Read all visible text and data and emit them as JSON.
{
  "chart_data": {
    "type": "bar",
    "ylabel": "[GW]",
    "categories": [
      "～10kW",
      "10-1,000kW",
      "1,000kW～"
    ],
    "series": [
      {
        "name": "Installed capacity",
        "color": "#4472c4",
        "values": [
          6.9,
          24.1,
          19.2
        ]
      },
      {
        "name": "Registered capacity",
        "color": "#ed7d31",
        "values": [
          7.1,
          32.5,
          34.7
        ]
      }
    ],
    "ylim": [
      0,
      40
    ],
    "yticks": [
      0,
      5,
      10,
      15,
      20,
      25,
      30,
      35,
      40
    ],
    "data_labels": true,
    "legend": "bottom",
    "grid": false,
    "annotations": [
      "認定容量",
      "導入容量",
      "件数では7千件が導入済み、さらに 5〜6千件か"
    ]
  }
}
:::
### Goal of the exercise
Copy every line from the records above that contains the word "capacity".

### Answer to the problem
        "name": "Installed capacity",
        "name": "Registered capacity",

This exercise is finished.